TASK PROMPT —
Set down all of the data that follows word for word, without the images.

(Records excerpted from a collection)
--------------------------------------------------

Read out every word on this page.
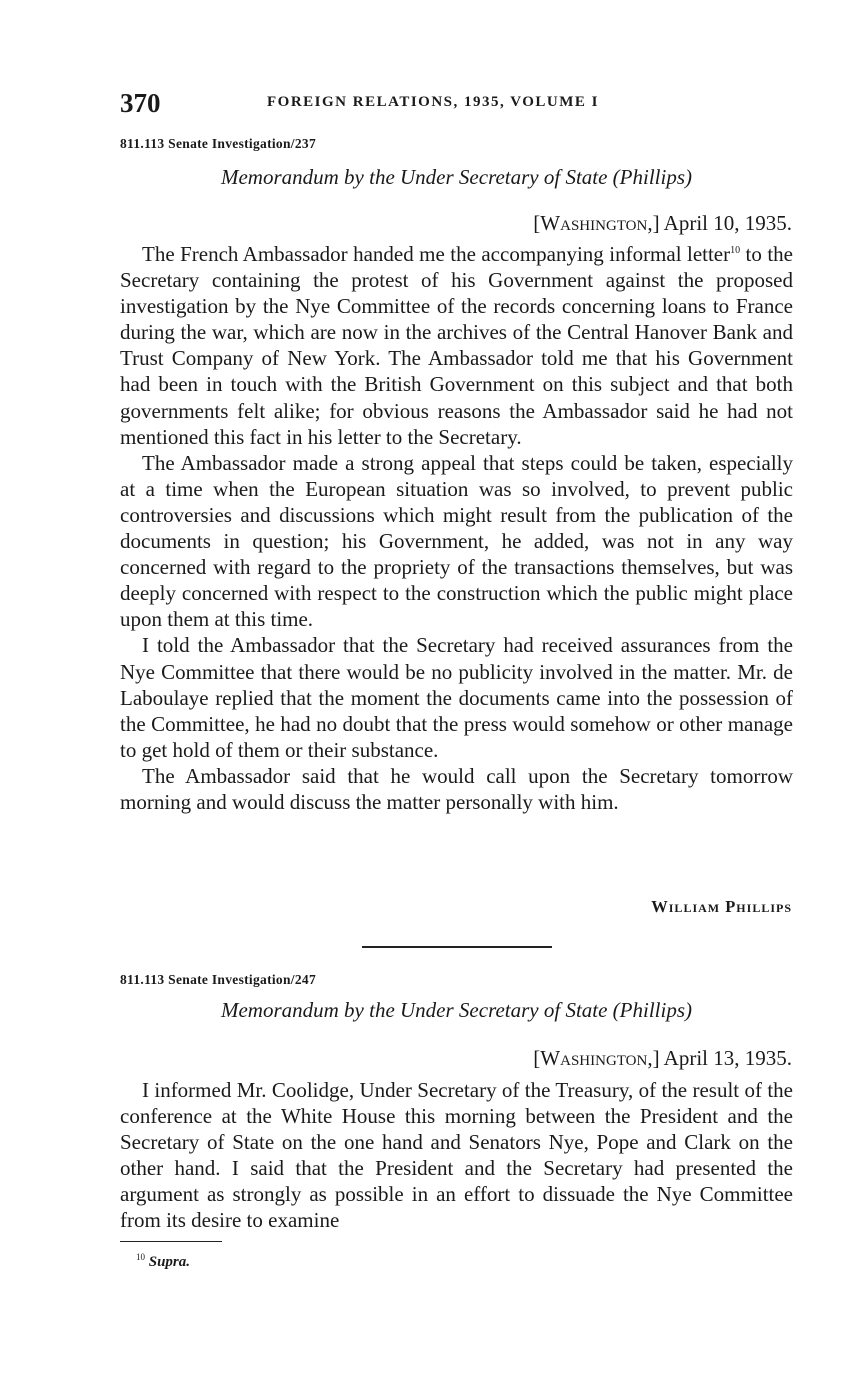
370	FOREIGN RELATIONS, 1935, VOLUME I
811.113 Senate Investigation/237
Memorandum by the Under Secretary of State (Phillips)
[Washington,] April 10, 1935.

The French Ambassador handed me the accompanying informal letter$^{10}$ to the Secretary containing the protest of his Government against the proposed investigation by the Nye Committee of the records concerning loans to France during the war, which are now in the archives of the Central Hanover Bank and Trust Company of New York. The Ambassador told me that his Government had been in touch with the British Government on this subject and that both governments felt alike; for obvious reasons the Ambassador said he had not mentioned this fact in his letter to the Secretary.

The Ambassador made a strong appeal that steps could be taken, especially at a time when the European situation was so involved, to prevent public controversies and discussions which might result from the publication of the documents in question; his Government, he added, was not in any way concerned with regard to the propriety of the transactions themselves, but was deeply concerned with respect to the construction which the public might place upon them at this time.

I told the Ambassador that the Secretary had received assurances from the Nye Committee that there would be no publicity involved in the matter. Mr. de Laboulaye replied that the moment the documents came into the possession of the Committee, he had no doubt that the press would somehow or other manage to get hold of them or their substance.

The Ambassador said that he would call upon the Secretary tomorrow morning and would discuss the matter personally with him.

William Phillips
811.113 Senate Investigation/247
Memorandum by the Under Secretary of State (Phillips)
[Washington,] April 13, 1935.

I informed Mr. Coolidge, Under Secretary of the Treasury, of the result of the conference at the White House this morning between the President and the Secretary of State on the one hand and Senators Nye, Pope and Clark on the other hand. I said that the President and the Secretary had presented the argument as strongly as possible in an effort to dissuade the Nye Committee from its desire to examine

$^{10}$ Supra.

--------------------------------------------------

EXPECTED ANSWER —
Read out every word on this page.
370	FOREIGN RELATIONS, 1935, VOLUME I
811.113 Senate Investigation/237
Memorandum by the Under Secretary of State (Phillips)
[Washington,] April 10, 1935.

The French Ambassador handed me the accompanying informal letter$^{10}$ to the Secretary containing the protest of his Government against the proposed investigation by the Nye Committee of the records concerning loans to France during the war, which are now in the archives of the Central Hanover Bank and Trust Company of New York. The Ambassador told me that his Government had been in touch with the British Government on this subject and that both governments felt alike; for obvious reasons the Ambassador said he had not mentioned this fact in his letter to the Secretary.

The Ambassador made a strong appeal that steps could be taken, especially at a time when the European situation was so involved, to prevent public controversies and discussions which might result from the publication of the documents in question; his Government, he added, was not in any way concerned with regard to the propriety of the transactions themselves, but was deeply concerned with respect to the construction which the public might place upon them at this time.

I told the Ambassador that the Secretary had received assurances from the Nye Committee that there would be no publicity involved in the matter. Mr. de Laboulaye replied that the moment the documents came into the possession of the Committee, he had no doubt that the press would somehow or other manage to get hold of them or their substance.

The Ambassador said that he would call upon the Secretary tomorrow morning and would discuss the matter personally with him.

William Phillips
811.113 Senate Investigation/247
Memorandum by the Under Secretary of State (Phillips)
[Washington,] April 13, 1935.

I informed Mr. Coolidge, Under Secretary of the Treasury, of the result of the conference at the White House this morning between the President and the Secretary of State on the one hand and Senators Nye, Pope and Clark on the other hand. I said that the President and the Secretary had presented the argument as strongly as possible in an effort to dissuade the Nye Committee from its desire to examine

$^{10}$ Supra.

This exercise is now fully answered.